### WHAT YOU WILL DO
Wherever "Suchauftrag" appears in a line, list that line.

── RAW DATA

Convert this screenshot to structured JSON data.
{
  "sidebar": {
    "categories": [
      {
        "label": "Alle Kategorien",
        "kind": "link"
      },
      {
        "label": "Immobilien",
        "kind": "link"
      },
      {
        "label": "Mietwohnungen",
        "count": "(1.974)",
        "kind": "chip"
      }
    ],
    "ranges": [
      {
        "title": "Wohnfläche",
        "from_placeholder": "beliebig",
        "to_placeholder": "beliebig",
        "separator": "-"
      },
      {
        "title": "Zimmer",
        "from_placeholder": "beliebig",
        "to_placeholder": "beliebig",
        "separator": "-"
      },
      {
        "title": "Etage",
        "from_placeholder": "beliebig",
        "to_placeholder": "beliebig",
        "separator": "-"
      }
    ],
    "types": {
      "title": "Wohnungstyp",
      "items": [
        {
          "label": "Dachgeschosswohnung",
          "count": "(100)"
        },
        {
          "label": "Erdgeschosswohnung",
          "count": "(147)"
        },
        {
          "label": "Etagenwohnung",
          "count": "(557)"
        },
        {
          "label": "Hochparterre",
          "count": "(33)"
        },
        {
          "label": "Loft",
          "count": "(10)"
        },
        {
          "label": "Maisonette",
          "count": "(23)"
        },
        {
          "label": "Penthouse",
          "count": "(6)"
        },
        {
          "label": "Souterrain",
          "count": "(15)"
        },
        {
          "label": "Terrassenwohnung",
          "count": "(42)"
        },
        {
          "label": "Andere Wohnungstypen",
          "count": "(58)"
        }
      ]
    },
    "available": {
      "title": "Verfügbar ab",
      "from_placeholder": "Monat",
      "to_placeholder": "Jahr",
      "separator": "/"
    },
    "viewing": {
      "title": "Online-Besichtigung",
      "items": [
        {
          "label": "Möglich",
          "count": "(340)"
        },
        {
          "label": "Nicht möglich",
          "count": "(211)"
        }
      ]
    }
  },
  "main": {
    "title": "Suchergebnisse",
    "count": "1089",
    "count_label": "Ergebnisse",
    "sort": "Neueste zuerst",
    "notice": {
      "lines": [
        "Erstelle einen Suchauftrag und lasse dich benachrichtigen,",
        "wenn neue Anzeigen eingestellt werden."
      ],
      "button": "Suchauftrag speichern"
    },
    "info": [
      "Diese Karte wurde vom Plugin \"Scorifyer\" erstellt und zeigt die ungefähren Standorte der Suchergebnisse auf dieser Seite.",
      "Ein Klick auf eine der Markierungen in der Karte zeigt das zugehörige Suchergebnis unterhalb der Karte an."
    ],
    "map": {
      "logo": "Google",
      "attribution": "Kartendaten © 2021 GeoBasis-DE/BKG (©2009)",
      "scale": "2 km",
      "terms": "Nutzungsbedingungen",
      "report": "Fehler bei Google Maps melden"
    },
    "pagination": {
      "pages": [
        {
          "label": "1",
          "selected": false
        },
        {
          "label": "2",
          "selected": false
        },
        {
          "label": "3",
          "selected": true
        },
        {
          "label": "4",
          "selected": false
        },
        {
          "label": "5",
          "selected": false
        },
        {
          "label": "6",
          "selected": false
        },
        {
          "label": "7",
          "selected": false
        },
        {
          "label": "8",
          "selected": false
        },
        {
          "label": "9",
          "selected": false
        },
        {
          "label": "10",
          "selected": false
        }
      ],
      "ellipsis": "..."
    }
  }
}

────

### EXERCISE ANSWER
        "Erstelle einen Suchauftrag und lasse dich benachrichtigen,",
      "button": "Suchauftrag speichern"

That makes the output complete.